THE TASK:
Give the listing again in full, exactly as written.

DATA EXTRACT:
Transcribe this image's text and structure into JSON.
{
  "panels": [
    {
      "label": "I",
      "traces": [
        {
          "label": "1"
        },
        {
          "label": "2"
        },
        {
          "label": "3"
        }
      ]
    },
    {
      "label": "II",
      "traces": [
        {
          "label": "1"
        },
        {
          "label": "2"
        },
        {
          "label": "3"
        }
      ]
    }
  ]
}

REPLY:
Transcribe this image's text and structure into JSON.
{
  "panels": [
    {
      "label": "I",
      "traces": [
        {
          "label": "1"
        },
        {
          "label": "2"
        },
        {
          "label": "3"
        }
      ]
    },
    {
      "label": "II",
      "traces": [
        {
          "label": "1"
        },
        {
          "label": "2"
        },
        {
          "label": "3"
        }
      ]
    }
  ]
}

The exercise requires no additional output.